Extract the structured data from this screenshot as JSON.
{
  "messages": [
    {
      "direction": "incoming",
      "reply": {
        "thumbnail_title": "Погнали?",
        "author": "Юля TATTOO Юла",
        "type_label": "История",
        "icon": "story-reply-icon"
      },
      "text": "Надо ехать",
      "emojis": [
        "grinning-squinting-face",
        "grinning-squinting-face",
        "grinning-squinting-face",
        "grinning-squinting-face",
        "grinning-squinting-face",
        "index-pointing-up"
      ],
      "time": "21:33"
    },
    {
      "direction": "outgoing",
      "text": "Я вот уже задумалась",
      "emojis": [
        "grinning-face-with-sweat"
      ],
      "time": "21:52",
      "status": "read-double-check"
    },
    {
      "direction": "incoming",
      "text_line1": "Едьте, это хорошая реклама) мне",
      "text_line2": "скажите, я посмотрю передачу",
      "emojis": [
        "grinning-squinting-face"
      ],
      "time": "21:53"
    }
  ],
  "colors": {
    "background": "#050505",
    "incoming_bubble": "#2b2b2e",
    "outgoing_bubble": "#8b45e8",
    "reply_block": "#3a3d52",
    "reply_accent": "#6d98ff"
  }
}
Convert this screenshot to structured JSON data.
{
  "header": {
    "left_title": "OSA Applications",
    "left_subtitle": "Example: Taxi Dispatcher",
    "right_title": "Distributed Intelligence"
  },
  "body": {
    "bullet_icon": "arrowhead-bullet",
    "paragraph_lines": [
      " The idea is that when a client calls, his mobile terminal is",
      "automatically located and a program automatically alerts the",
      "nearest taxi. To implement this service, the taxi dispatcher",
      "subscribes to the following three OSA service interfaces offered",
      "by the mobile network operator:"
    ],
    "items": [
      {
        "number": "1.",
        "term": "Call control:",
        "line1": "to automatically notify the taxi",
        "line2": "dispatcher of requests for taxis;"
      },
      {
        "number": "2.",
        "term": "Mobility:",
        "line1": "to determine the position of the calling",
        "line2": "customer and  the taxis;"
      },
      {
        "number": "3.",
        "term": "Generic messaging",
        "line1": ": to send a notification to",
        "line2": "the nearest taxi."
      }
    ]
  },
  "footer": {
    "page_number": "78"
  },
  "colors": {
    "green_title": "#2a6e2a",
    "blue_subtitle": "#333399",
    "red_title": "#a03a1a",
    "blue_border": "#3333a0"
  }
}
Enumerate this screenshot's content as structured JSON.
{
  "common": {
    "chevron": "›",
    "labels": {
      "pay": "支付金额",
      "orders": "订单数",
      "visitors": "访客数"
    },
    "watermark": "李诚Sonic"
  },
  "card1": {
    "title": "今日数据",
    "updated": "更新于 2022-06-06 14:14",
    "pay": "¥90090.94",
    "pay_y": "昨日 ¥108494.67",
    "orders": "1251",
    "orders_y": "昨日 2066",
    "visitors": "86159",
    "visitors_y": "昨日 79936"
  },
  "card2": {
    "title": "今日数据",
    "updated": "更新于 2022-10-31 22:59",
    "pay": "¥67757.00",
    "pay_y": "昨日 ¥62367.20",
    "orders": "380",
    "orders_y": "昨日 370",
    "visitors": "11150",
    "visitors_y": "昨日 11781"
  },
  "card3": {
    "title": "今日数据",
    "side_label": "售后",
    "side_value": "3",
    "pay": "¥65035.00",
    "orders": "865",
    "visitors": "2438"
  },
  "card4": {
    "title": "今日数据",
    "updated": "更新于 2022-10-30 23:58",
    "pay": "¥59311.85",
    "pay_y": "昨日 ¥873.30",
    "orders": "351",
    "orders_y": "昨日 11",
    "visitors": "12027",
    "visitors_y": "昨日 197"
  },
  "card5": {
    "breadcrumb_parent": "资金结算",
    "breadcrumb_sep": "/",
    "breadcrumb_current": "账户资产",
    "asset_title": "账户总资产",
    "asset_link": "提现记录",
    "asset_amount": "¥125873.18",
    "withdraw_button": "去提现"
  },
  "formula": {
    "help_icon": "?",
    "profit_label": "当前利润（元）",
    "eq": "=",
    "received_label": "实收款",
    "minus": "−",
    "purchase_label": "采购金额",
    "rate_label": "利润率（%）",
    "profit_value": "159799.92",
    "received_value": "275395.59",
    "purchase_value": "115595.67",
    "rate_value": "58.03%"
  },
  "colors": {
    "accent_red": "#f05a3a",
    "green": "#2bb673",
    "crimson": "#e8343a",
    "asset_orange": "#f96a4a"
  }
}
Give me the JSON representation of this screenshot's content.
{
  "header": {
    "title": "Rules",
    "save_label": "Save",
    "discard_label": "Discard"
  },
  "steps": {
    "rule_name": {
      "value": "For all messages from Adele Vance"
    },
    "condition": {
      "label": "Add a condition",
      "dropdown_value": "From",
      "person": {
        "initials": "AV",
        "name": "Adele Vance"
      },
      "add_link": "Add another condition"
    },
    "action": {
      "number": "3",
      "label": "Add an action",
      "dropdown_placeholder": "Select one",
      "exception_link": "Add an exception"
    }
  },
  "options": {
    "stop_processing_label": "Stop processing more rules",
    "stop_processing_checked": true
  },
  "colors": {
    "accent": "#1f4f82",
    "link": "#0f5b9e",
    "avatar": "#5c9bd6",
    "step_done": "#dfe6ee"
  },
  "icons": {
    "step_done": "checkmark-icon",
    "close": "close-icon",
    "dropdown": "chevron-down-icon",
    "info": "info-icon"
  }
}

▸ **WRITTEN INSTRUCTION**: Repeat every record exactly as written, please.

▸ **THE ANSWER**:
Extract the structured data from this screenshot as JSON.
{
  "messages": [
    {
      "direction": "incoming",
      "reply": {
        "thumbnail_title": "Погнали?",
        "author": "Юля TATTOO Юла",
        "type_label": "История",
        "icon": "story-reply-icon"
      },
      "text": "Надо ехать",
      "emojis": [
        "grinning-squinting-face",
        "grinning-squinting-face",
        "grinning-squinting-face",
        "grinning-squinting-face",
        "grinning-squinting-face",
        "index-pointing-up"
      ],
      "time": "21:33"
    },
    {
      "direction": "outgoing",
      "text": "Я вот уже задумалась",
      "emojis": [
        "grinning-face-with-sweat"
      ],
      "time": "21:52",
      "status": "read-double-check"
    },
    {
      "direction": "incoming",
      "text_line1": "Едьте, это хорошая реклама) мне",
      "text_line2": "скажите, я посмотрю передачу",
      "emojis": [
        "grinning-squinting-face"
      ],
      "time": "21:53"
    }
  ],
  "colors": {
    "background": "#050505",
    "incoming_bubble": "#2b2b2e",
    "outgoing_bubble": "#8b45e8",
    "reply_block": "#3a3d52",
    "reply_accent": "#6d98ff"
  }
}
Convert this screenshot to structured JSON data.
{
  "header": {
    "left_title": "OSA Applications",
    "left_subtitle": "Example: Taxi Dispatcher",
    "right_title": "Distributed Intelligence"
  },
  "body": {
    "bullet_icon": "arrowhead-bullet",
    "paragraph_lines": [
      " The idea is that when a client calls, his mobile terminal is",
      "automatically located and a program automatically alerts the",
      "nearest taxi. To implement this service, the taxi dispatcher",
      "subscribes to the following three OSA service interfaces offered",
      "by the mobile network operator:"
    ],
    "items": [
      {
        "number": "1.",
        "term": "Call control:",
        "line1": "to automatically notify the taxi",
        "line2": "dispatcher of requests for taxis;"
      },
      {
        "number": "2.",
        "term": "Mobility:",
        "line1": "to determine the position of the calling",
        "line2": "customer and  the taxis;"
      },
      {
        "number": "3.",
        "term": "Generic messaging",
        "line1": ": to send a notification to",
        "line2": "the nearest taxi."
      }
    ]
  },
  "footer": {
    "page_number": "78"
  },
  "colors": {
    "green_title": "#2a6e2a",
    "blue_subtitle": "#333399",
    "red_title": "#a03a1a",
    "blue_border": "#3333a0"
  }
}
Enumerate this screenshot's content as structured JSON.
{
  "common": {
    "chevron": "›",
    "labels": {
      "pay": "支付金额",
      "orders": "订单数",
      "visitors": "访客数"
    },
    "watermark": "李诚Sonic"
  },
  "card1": {
    "title": "今日数据",
    "updated": "更新于 2022-06-06 14:14",
    "pay": "¥90090.94",
    "pay_y": "昨日 ¥108494.67",
    "orders": "1251",
    "orders_y": "昨日 2066",
    "visitors": "86159",
    "visitors_y": "昨日 79936"
  },
  "card2": {
    "title": "今日数据",
    "updated": "更新于 2022-10-31 22:59",
    "pay": "¥67757.00",
    "pay_y": "昨日 ¥62367.20",
    "orders": "380",
    "orders_y": "昨日 370",
    "visitors": "11150",
    "visitors_y": "昨日 11781"
  },
  "card3": {
    "title": "今日数据",
    "side_label": "售后",
    "side_value": "3",
    "pay": "¥65035.00",
    "orders": "865",
    "visitors": "2438"
  },
  "card4": {
    "title": "今日数据",
    "updated": "更新于 2022-10-30 23:58",
    "pay": "¥59311.85",
    "pay_y": "昨日 ¥873.30",
    "orders": "351",
    "orders_y": "昨日 11",
    "visitors": "12027",
    "visitors_y": "昨日 197"
  },
  "card5": {
    "breadcrumb_parent": "资金结算",
    "breadcrumb_sep": "/",
    "breadcrumb_current": "账户资产",
    "asset_title": "账户总资产",
    "asset_link": "提现记录",
    "asset_amount": "¥125873.18",
    "withdraw_button": "去提现"
  },
  "formula": {
    "help_icon": "?",
    "profit_label": "当前利润（元）",
    "eq": "=",
    "received_label": "实收款",
    "minus": "−",
    "purchase_label": "采购金额",
    "rate_label": "利润率（%）",
    "profit_value": "159799.92",
    "received_value": "275395.59",
    "purchase_value": "115595.67",
    "rate_value": "58.03%"
  },
  "colors": {
    "accent_red": "#f05a3a",
    "green": "#2bb673",
    "crimson": "#e8343a",
    "asset_orange": "#f96a4a"
  }
}
Give me the JSON representation of this screenshot's content.
{
  "header": {
    "title": "Rules",
    "save_label": "Save",
    "discard_label": "Discard"
  },
  "steps": {
    "rule_name": {
      "value": "For all messages from Adele Vance"
    },
    "condition": {
      "label": "Add a condition",
      "dropdown_value": "From",
      "person": {
        "initials": "AV",
        "name": "Adele Vance"
      },
      "add_link": "Add another condition"
    },
    "action": {
      "number": "3",
      "label": "Add an action",
      "dropdown_placeholder": "Select one",
      "exception_link": "Add an exception"
    }
  },
  "options": {
    "stop_processing_label": "Stop processing more rules",
    "stop_processing_checked": true
  },
  "colors": {
    "accent": "#1f4f82",
    "link": "#0f5b9e",
    "avatar": "#5c9bd6",
    "step_done": "#dfe6ee"
  },
  "icons": {
    "step_done": "checkmark-icon",
    "close": "close-icon",
    "dropdown": "chevron-down-icon",
    "info": "info-icon"
  }
}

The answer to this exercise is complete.